* **REQUIREMENT**
All of the data should be repeated exactly; pictures are not part of the copy.

[Stored data]
-------

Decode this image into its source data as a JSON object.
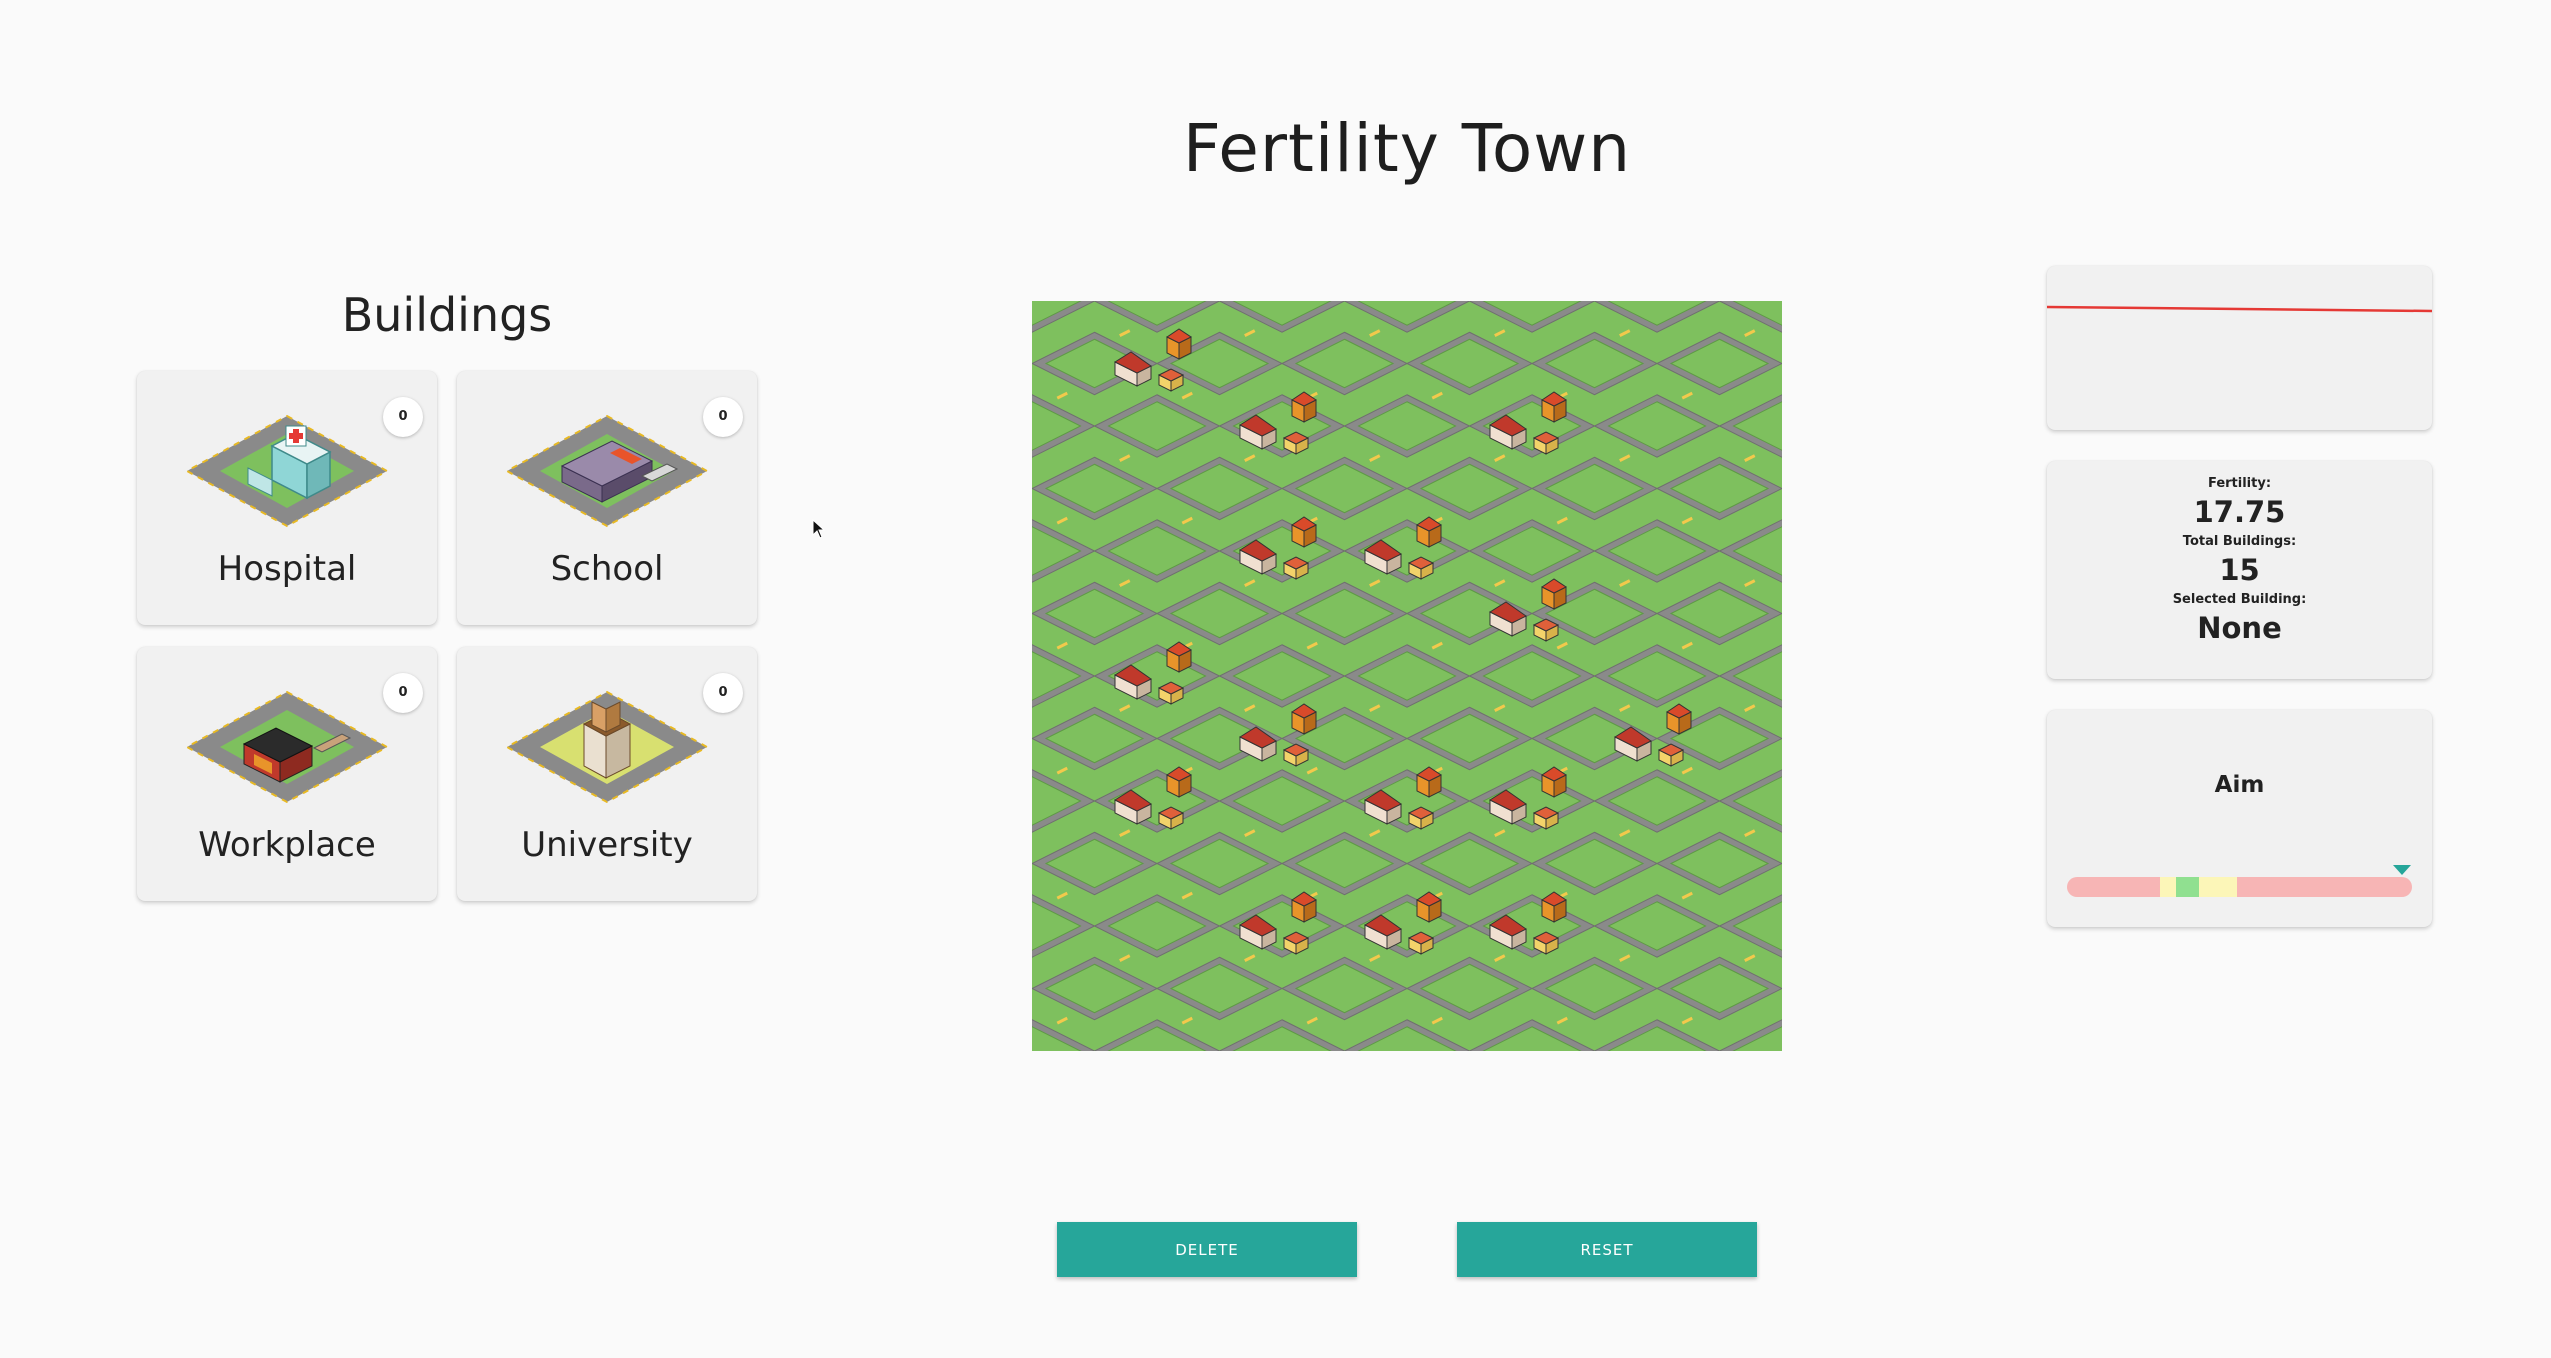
{
  "title": "Fertility Town",
  "buildings": {
    "heading": "Buildings",
    "items": [
      {
        "label": "Hospital",
        "count": "0",
        "icon": "hospital-icon"
      },
      {
        "label": "School",
        "count": "0",
        "icon": "school-icon"
      },
      {
        "label": "Workplace",
        "count": "0",
        "icon": "workplace-icon"
      },
      {
        "label": "University",
        "count": "0",
        "icon": "university-icon"
      }
    ]
  },
  "stats": {
    "fertility_label": "Fertility:",
    "fertility_value": "17.75",
    "total_label": "Total Buildings:",
    "total_value": "15",
    "selected_label": "Selected Building:",
    "selected_value": "None"
  },
  "aim": {
    "label": "Aim",
    "marker_position": 0.97
  },
  "buttons": {
    "delete": "DELETE",
    "reset": "RESET"
  },
  "colors": {
    "accent": "#26a69a",
    "grass": "#7ec05e",
    "road": "#8a8a8a",
    "roof": "#c0392b",
    "house": "#e8942a",
    "trend_line": "#e53935"
  }
}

-------

* **EXERCISE OUTPUT**
Decode this image into its source data as a JSON object.
{
  "title": "Fertility Town",
  "buildings": {
    "heading": "Buildings",
    "items": [
      {
        "label": "Hospital",
        "count": "0",
        "icon": "hospital-icon"
      },
      {
        "label": "School",
        "count": "0",
        "icon": "school-icon"
      },
      {
        "label": "Workplace",
        "count": "0",
        "icon": "workplace-icon"
      },
      {
        "label": "University",
        "count": "0",
        "icon": "university-icon"
      }
    ]
  },
  "stats": {
    "fertility_label": "Fertility:",
    "fertility_value": "17.75",
    "total_label": "Total Buildings:",
    "total_value": "15",
    "selected_label": "Selected Building:",
    "selected_value": "None"
  },
  "aim": {
    "label": "Aim",
    "marker_position": 0.97
  },
  "buttons": {
    "delete": "DELETE",
    "reset": "RESET"
  },
  "colors": {
    "accent": "#26a69a",
    "grass": "#7ec05e",
    "road": "#8a8a8a",
    "roof": "#c0392b",
    "house": "#e8942a",
    "trend_line": "#e53935"
  }
}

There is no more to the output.